**EXERCISE TASK:** Comb the records below for the string "Oxygen" and copy each line where it turns up.

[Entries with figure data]
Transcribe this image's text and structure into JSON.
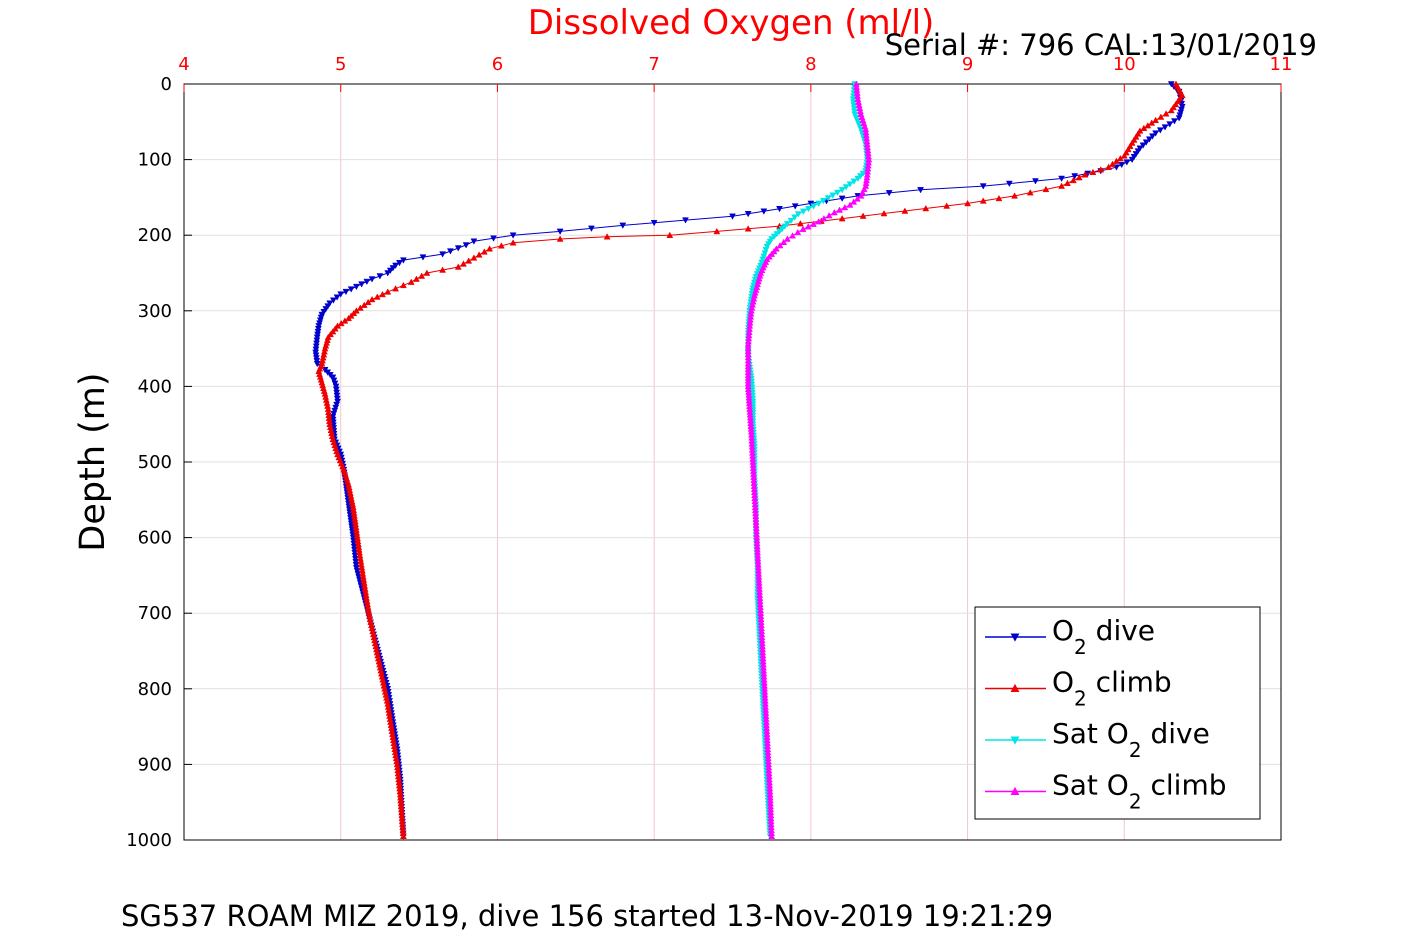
{
  "chart_data": {
    "type": "scatter",
    "title": "Dissolved Oxygen (ml/l)",
    "serial_text": "Serial #: 796  CAL:13/01/2019",
    "caption": "SG537 ROAM MIZ 2019, dive 156 started 13-Nov-2019 19:21:29",
    "xlabel": "Dissolved Oxygen (ml/l)",
    "ylabel": "Depth (m)",
    "xlim": [
      4,
      11
    ],
    "ylim": [
      0,
      1000
    ],
    "y_reversed": true,
    "x_axis_position": "top",
    "grid": true,
    "x_ticks": [
      "4",
      "5",
      "6",
      "7",
      "8",
      "9",
      "10",
      "11"
    ],
    "y_ticks": [
      "0",
      "100",
      "200",
      "300",
      "400",
      "500",
      "600",
      "700",
      "800",
      "900",
      "1000"
    ],
    "legend_position": "bottom-right",
    "legend": [
      {
        "label_parts": [
          "O",
          "2",
          " dive"
        ],
        "color": "#0000cc",
        "marker": "triangle-down"
      },
      {
        "label_parts": [
          "O",
          "2",
          " climb"
        ],
        "color": "#ee0000",
        "marker": "triangle-up"
      },
      {
        "label_parts": [
          "Sat O",
          "2",
          " dive"
        ],
        "color": "#00e5e5",
        "marker": "triangle-down"
      },
      {
        "label_parts": [
          "Sat O",
          "2",
          " climb"
        ],
        "color": "#ff00ff",
        "marker": "triangle-up"
      }
    ],
    "series": [
      {
        "name": "O2 dive",
        "color": "#0000cc",
        "marker": "triangle-down",
        "points": [
          [
            10.3,
            0
          ],
          [
            10.35,
            10
          ],
          [
            10.37,
            30
          ],
          [
            10.35,
            45
          ],
          [
            10.2,
            65
          ],
          [
            10.1,
            85
          ],
          [
            10.05,
            100
          ],
          [
            9.95,
            110
          ],
          [
            9.85,
            115
          ],
          [
            9.6,
            125
          ],
          [
            9.1,
            135
          ],
          [
            8.7,
            140
          ],
          [
            8.3,
            148
          ],
          [
            8.0,
            158
          ],
          [
            7.8,
            165
          ],
          [
            7.5,
            175
          ],
          [
            7.2,
            180
          ],
          [
            6.8,
            187
          ],
          [
            6.4,
            195
          ],
          [
            6.1,
            200
          ],
          [
            5.85,
            208
          ],
          [
            5.8,
            213
          ],
          [
            5.65,
            225
          ],
          [
            5.4,
            233
          ],
          [
            5.35,
            240
          ],
          [
            5.3,
            250
          ],
          [
            5.2,
            258
          ],
          [
            5.1,
            268
          ],
          [
            5.0,
            278
          ],
          [
            4.93,
            290
          ],
          [
            4.88,
            305
          ],
          [
            4.86,
            320
          ],
          [
            4.85,
            335
          ],
          [
            4.84,
            355
          ],
          [
            4.85,
            370
          ],
          [
            4.9,
            378
          ],
          [
            4.95,
            388
          ],
          [
            4.97,
            400
          ],
          [
            4.98,
            420
          ],
          [
            4.95,
            440
          ],
          [
            4.96,
            470
          ],
          [
            5.0,
            490
          ],
          [
            5.02,
            510
          ],
          [
            5.04,
            540
          ],
          [
            5.06,
            570
          ],
          [
            5.08,
            600
          ],
          [
            5.1,
            640
          ],
          [
            5.15,
            680
          ],
          [
            5.2,
            720
          ],
          [
            5.25,
            760
          ],
          [
            5.3,
            800
          ],
          [
            5.33,
            840
          ],
          [
            5.36,
            880
          ],
          [
            5.38,
            920
          ],
          [
            5.39,
            960
          ],
          [
            5.4,
            995
          ]
        ]
      },
      {
        "name": "O2 climb",
        "color": "#ee0000",
        "marker": "triangle-up",
        "points": [
          [
            10.33,
            0
          ],
          [
            10.37,
            15
          ],
          [
            10.3,
            35
          ],
          [
            10.2,
            48
          ],
          [
            10.1,
            62
          ],
          [
            10.05,
            78
          ],
          [
            10.0,
            95
          ],
          [
            9.95,
            102
          ],
          [
            9.9,
            110
          ],
          [
            9.75,
            120
          ],
          [
            9.6,
            135
          ],
          [
            9.3,
            148
          ],
          [
            9.0,
            158
          ],
          [
            8.6,
            168
          ],
          [
            8.2,
            178
          ],
          [
            7.8,
            188
          ],
          [
            7.4,
            195
          ],
          [
            7.1,
            200
          ],
          [
            6.7,
            202
          ],
          [
            6.4,
            205
          ],
          [
            6.1,
            210
          ],
          [
            5.95,
            218
          ],
          [
            5.85,
            230
          ],
          [
            5.75,
            242
          ],
          [
            5.55,
            250
          ],
          [
            5.45,
            262
          ],
          [
            5.3,
            275
          ],
          [
            5.2,
            285
          ],
          [
            5.1,
            300
          ],
          [
            5.05,
            310
          ],
          [
            4.98,
            320
          ],
          [
            4.92,
            335
          ],
          [
            4.9,
            350
          ],
          [
            4.88,
            370
          ],
          [
            4.86,
            380
          ],
          [
            4.88,
            395
          ],
          [
            4.9,
            410
          ],
          [
            4.92,
            430
          ],
          [
            4.93,
            450
          ],
          [
            4.95,
            470
          ],
          [
            4.98,
            490
          ],
          [
            5.02,
            510
          ],
          [
            5.05,
            530
          ],
          [
            5.08,
            560
          ],
          [
            5.1,
            590
          ],
          [
            5.12,
            620
          ],
          [
            5.15,
            660
          ],
          [
            5.18,
            700
          ],
          [
            5.22,
            740
          ],
          [
            5.26,
            780
          ],
          [
            5.3,
            820
          ],
          [
            5.33,
            860
          ],
          [
            5.36,
            900
          ],
          [
            5.38,
            940
          ],
          [
            5.4,
            995
          ]
        ]
      },
      {
        "name": "Sat O2 dive",
        "color": "#00e5e5",
        "marker": "triangle-down",
        "points": [
          [
            8.28,
            0
          ],
          [
            8.27,
            20
          ],
          [
            8.28,
            40
          ],
          [
            8.32,
            60
          ],
          [
            8.35,
            80
          ],
          [
            8.36,
            100
          ],
          [
            8.35,
            115
          ],
          [
            8.3,
            125
          ],
          [
            8.2,
            140
          ],
          [
            8.05,
            158
          ],
          [
            7.92,
            172
          ],
          [
            7.85,
            185
          ],
          [
            7.8,
            195
          ],
          [
            7.75,
            205
          ],
          [
            7.72,
            215
          ],
          [
            7.7,
            228
          ],
          [
            7.68,
            240
          ],
          [
            7.65,
            255
          ],
          [
            7.63,
            270
          ],
          [
            7.62,
            285
          ],
          [
            7.61,
            300
          ],
          [
            7.6,
            330
          ],
          [
            7.6,
            360
          ],
          [
            7.62,
            390
          ],
          [
            7.63,
            420
          ],
          [
            7.63,
            450
          ],
          [
            7.64,
            480
          ],
          [
            7.64,
            520
          ],
          [
            7.65,
            560
          ],
          [
            7.65,
            600
          ],
          [
            7.66,
            640
          ],
          [
            7.66,
            680
          ],
          [
            7.67,
            720
          ],
          [
            7.68,
            760
          ],
          [
            7.69,
            800
          ],
          [
            7.7,
            840
          ],
          [
            7.71,
            880
          ],
          [
            7.72,
            920
          ],
          [
            7.73,
            960
          ],
          [
            7.74,
            995
          ]
        ]
      },
      {
        "name": "Sat O2 climb",
        "color": "#ff00ff",
        "marker": "triangle-up",
        "points": [
          [
            8.29,
            0
          ],
          [
            8.3,
            20
          ],
          [
            8.32,
            40
          ],
          [
            8.35,
            60
          ],
          [
            8.36,
            80
          ],
          [
            8.37,
            100
          ],
          [
            8.36,
            120
          ],
          [
            8.35,
            135
          ],
          [
            8.32,
            148
          ],
          [
            8.25,
            160
          ],
          [
            8.15,
            170
          ],
          [
            8.05,
            182
          ],
          [
            7.95,
            192
          ],
          [
            7.85,
            205
          ],
          [
            7.78,
            218
          ],
          [
            7.72,
            232
          ],
          [
            7.68,
            250
          ],
          [
            7.66,
            265
          ],
          [
            7.64,
            280
          ],
          [
            7.62,
            300
          ],
          [
            7.61,
            320
          ],
          [
            7.6,
            345
          ],
          [
            7.6,
            370
          ],
          [
            7.6,
            400
          ],
          [
            7.61,
            430
          ],
          [
            7.62,
            460
          ],
          [
            7.63,
            500
          ],
          [
            7.64,
            540
          ],
          [
            7.65,
            580
          ],
          [
            7.66,
            620
          ],
          [
            7.67,
            660
          ],
          [
            7.68,
            700
          ],
          [
            7.69,
            740
          ],
          [
            7.7,
            780
          ],
          [
            7.71,
            820
          ],
          [
            7.72,
            860
          ],
          [
            7.73,
            900
          ],
          [
            7.74,
            940
          ],
          [
            7.75,
            995
          ]
        ]
      }
    ]
  }
}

**EXERCISE RESULT:**
    "title": "Dissolved Oxygen (ml/l)",
    "xlabel": "Dissolved Oxygen (ml/l)",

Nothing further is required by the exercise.